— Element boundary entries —

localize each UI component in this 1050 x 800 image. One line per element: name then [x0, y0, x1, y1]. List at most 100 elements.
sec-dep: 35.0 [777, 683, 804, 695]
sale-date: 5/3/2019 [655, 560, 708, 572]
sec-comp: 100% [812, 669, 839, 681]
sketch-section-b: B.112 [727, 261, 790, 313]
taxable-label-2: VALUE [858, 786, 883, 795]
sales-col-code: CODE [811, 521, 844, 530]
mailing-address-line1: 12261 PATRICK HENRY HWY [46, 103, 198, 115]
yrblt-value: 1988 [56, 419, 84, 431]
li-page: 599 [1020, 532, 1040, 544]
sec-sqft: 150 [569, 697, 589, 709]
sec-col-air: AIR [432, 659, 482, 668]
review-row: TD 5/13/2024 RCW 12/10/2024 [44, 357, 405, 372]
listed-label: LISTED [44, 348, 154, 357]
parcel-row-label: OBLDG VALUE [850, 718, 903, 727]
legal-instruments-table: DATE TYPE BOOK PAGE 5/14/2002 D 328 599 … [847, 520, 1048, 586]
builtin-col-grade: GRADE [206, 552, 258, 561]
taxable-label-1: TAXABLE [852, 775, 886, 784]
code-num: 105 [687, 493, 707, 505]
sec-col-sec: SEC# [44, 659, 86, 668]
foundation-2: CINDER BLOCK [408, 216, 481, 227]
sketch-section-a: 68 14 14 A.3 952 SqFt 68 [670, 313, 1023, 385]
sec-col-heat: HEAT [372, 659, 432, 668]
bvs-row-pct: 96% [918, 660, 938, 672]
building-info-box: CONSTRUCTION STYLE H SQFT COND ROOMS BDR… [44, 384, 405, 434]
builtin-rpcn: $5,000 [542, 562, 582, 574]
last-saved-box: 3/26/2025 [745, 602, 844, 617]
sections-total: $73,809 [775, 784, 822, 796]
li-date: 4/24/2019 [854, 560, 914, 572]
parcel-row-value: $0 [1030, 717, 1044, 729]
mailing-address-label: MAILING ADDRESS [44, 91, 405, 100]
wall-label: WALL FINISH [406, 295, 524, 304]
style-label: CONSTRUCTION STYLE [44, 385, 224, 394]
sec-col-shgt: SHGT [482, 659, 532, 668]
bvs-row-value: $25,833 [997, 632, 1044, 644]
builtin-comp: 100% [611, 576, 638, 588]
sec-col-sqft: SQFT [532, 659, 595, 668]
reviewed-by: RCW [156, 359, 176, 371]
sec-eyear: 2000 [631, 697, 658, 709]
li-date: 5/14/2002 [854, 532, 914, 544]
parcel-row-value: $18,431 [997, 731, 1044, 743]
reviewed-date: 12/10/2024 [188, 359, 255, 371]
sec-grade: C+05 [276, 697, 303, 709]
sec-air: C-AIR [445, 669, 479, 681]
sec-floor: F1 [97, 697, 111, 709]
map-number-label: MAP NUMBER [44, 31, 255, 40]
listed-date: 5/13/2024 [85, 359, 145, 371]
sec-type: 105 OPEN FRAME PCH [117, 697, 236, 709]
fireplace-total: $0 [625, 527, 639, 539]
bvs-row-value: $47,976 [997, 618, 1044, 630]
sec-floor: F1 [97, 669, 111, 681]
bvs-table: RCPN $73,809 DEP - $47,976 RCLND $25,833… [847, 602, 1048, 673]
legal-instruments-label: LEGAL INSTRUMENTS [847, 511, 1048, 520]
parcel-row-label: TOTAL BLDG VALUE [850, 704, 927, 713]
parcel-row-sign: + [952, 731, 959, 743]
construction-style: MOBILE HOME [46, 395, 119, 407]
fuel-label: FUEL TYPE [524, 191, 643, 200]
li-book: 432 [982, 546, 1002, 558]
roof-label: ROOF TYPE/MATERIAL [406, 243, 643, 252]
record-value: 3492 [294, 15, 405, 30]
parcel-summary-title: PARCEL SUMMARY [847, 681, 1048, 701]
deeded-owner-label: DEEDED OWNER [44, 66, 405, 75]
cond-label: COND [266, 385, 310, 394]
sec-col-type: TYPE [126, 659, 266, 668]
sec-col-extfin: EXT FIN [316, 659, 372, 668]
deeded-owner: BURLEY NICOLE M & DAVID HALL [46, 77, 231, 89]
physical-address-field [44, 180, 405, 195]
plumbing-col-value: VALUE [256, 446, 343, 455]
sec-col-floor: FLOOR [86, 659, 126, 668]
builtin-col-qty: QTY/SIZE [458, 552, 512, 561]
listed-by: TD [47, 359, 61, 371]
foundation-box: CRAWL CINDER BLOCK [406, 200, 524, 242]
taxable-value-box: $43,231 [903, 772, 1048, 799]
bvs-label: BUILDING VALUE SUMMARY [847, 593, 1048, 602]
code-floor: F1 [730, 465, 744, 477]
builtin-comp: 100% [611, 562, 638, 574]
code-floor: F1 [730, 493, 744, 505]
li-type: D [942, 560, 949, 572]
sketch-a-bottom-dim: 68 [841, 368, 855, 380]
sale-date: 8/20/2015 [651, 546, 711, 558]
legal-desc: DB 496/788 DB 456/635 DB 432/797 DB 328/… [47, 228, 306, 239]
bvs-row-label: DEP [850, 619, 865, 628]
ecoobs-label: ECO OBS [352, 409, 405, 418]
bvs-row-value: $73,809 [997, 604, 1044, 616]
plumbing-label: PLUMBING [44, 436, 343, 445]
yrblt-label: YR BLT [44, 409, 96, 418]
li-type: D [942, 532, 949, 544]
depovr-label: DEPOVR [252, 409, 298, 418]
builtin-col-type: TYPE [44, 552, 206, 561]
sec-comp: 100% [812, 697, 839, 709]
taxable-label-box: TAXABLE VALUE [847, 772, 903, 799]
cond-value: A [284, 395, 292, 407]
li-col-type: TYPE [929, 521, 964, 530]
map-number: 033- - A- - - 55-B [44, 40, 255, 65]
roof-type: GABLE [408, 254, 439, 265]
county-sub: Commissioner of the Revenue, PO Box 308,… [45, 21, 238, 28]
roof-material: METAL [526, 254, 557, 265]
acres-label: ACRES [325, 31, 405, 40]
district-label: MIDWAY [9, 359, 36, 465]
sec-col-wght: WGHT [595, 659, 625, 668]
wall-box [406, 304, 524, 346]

— What you have to do —
Please write out every line of the entries above, character for character, without changing anything.

— Response for this exercise —
localize each UI component in this 1050 x 800 image. One line per element: name then [x0, y0, x1, y1]. List at most 100 elements.
sec-dep: 35.0 [777, 683, 804, 695]
sale-date: 5/3/2019 [655, 560, 708, 572]
sec-comp: 100% [812, 669, 839, 681]
sketch-section-b: B.112 [727, 261, 790, 313]
taxable-label-2: VALUE [858, 786, 883, 795]
sales-col-code: CODE [811, 521, 844, 530]
mailing-address-line1: 12261 PATRICK HENRY HWY [46, 103, 198, 115]
yrblt-value: 1988 [56, 419, 84, 431]
li-page: 599 [1020, 532, 1040, 544]
sec-sqft: 150 [569, 697, 589, 709]
sec-col-air: AIR [432, 659, 482, 668]
review-row: TD 5/13/2024 RCW 12/10/2024 [44, 357, 405, 372]
listed-label: LISTED [44, 348, 154, 357]
parcel-row-label: OBLDG VALUE [850, 718, 903, 727]
legal-instruments-table: DATE TYPE BOOK PAGE 5/14/2002 D 328 599 … [847, 520, 1048, 586]
builtin-col-grade: GRADE [206, 552, 258, 561]
taxable-label-1: TAXABLE [852, 775, 886, 784]
code-num: 105 [687, 493, 707, 505]
sec-col-sec: SEC# [44, 659, 86, 668]
foundation-2: CINDER BLOCK [408, 216, 481, 227]
sketch-section-a: 68 14 14 A.3 952 SqFt 68 [670, 313, 1023, 385]
sec-col-heat: HEAT [372, 659, 432, 668]
bvs-row-pct: 96% [918, 660, 938, 672]
building-info-box: CONSTRUCTION STYLE H SQFT COND ROOMS BDR… [44, 384, 405, 434]
builtin-rpcn: $5,000 [542, 562, 582, 574]
last-saved-box: 3/26/2025 [745, 602, 844, 617]
sections-total: $73,809 [775, 784, 822, 796]
li-date: 4/24/2019 [854, 560, 914, 572]
parcel-row-value: $0 [1030, 717, 1044, 729]
mailing-address-label: MAILING ADDRESS [44, 91, 405, 100]
wall-label: WALL FINISH [406, 295, 524, 304]
style-label: CONSTRUCTION STYLE [44, 385, 224, 394]
sec-col-shgt: SHGT [482, 659, 532, 668]
bvs-row-value: $25,833 [997, 632, 1044, 644]
builtin-comp: 100% [611, 576, 638, 588]
sec-col-sqft: SQFT [532, 659, 595, 668]
reviewed-by: RCW [156, 359, 176, 371]
sec-eyear: 2000 [631, 697, 658, 709]
li-date: 5/14/2002 [854, 532, 914, 544]
parcel-row-value: $18,431 [997, 731, 1044, 743]
reviewed-date: 12/10/2024 [188, 359, 255, 371]
sec-grade: C+05 [276, 697, 303, 709]
sec-air: C-AIR [445, 669, 479, 681]
sec-floor: F1 [97, 697, 111, 709]
map-number-label: MAP NUMBER [44, 31, 255, 40]
listed-date: 5/13/2024 [85, 359, 145, 371]
sec-type: 105 OPEN FRAME PCH [117, 697, 236, 709]
fireplace-total: $0 [625, 527, 639, 539]
bvs-row-value: $47,976 [997, 618, 1044, 630]
sec-floor: F1 [97, 669, 111, 681]
bvs-table: RCPN $73,809 DEP - $47,976 RCLND $25,833… [847, 602, 1048, 673]
legal-instruments-label: LEGAL INSTRUMENTS [847, 511, 1048, 520]
parcel-row-label: TOTAL BLDG VALUE [850, 704, 927, 713]
parcel-row-sign: + [952, 731, 959, 743]
construction-style: MOBILE HOME [46, 395, 119, 407]
fuel-label: FUEL TYPE [524, 191, 643, 200]
li-book: 432 [982, 546, 1002, 558]
roof-label: ROOF TYPE/MATERIAL [406, 243, 643, 252]
record-value: 3492 [294, 15, 405, 30]
parcel-summary-title: PARCEL SUMMARY [847, 681, 1048, 701]
deeded-owner-label: DEEDED OWNER [44, 66, 405, 75]
cond-label: COND [266, 385, 310, 394]
sec-col-type: TYPE [126, 659, 266, 668]
sec-col-extfin: EXT FIN [316, 659, 372, 668]
deeded-owner: BURLEY NICOLE M & DAVID HALL [46, 77, 231, 89]
physical-address-field [44, 180, 405, 195]
plumbing-col-value: VALUE [256, 446, 343, 455]
sec-col-floor: FLOOR [86, 659, 126, 668]
builtin-col-qty: QTY/SIZE [458, 552, 512, 561]
listed-by: TD [47, 359, 61, 371]
foundation-box: CRAWL CINDER BLOCK [406, 200, 524, 242]
taxable-value-box: $43,231 [903, 772, 1048, 799]
bvs-label: BUILDING VALUE SUMMARY [847, 593, 1048, 602]
code-floor: F1 [730, 465, 744, 477]
builtin-comp: 100% [611, 562, 638, 574]
code-floor: F1 [730, 493, 744, 505]
li-type: D [942, 560, 949, 572]
sketch-a-bottom-dim: 68 [841, 368, 855, 380]
sale-date: 8/20/2015 [651, 546, 711, 558]
legal-desc: DB 496/788 DB 456/635 DB 432/797 DB 328/… [47, 228, 306, 239]
bvs-row-label: DEP [850, 619, 865, 628]
ecoobs-label: ECO OBS [352, 409, 405, 418]
bvs-row-value: $73,809 [997, 604, 1044, 616]
plumbing-label: PLUMBING [44, 436, 343, 445]
yrblt-label: YR BLT [44, 409, 96, 418]
li-type: D [942, 532, 949, 544]
depovr-label: DEPOVR [252, 409, 298, 418]
builtin-col-type: TYPE [44, 552, 206, 561]
sec-comp: 100% [812, 697, 839, 709]
taxable-label-box: TAXABLE VALUE [847, 772, 903, 799]
cond-value: A [284, 395, 292, 407]
li-col-type: TYPE [929, 521, 964, 530]
map-number: 033- - A- - - 55-B [44, 40, 255, 65]
roof-type: GABLE [408, 254, 439, 265]
county-sub: Commissioner of the Revenue, PO Box 308,… [45, 21, 238, 28]
roof-material: METAL [526, 254, 557, 265]
acres-label: ACRES [325, 31, 405, 40]
district-label: MIDWAY [9, 359, 36, 465]
sec-col-wght: WGHT [595, 659, 625, 668]
wall-box [406, 304, 524, 346]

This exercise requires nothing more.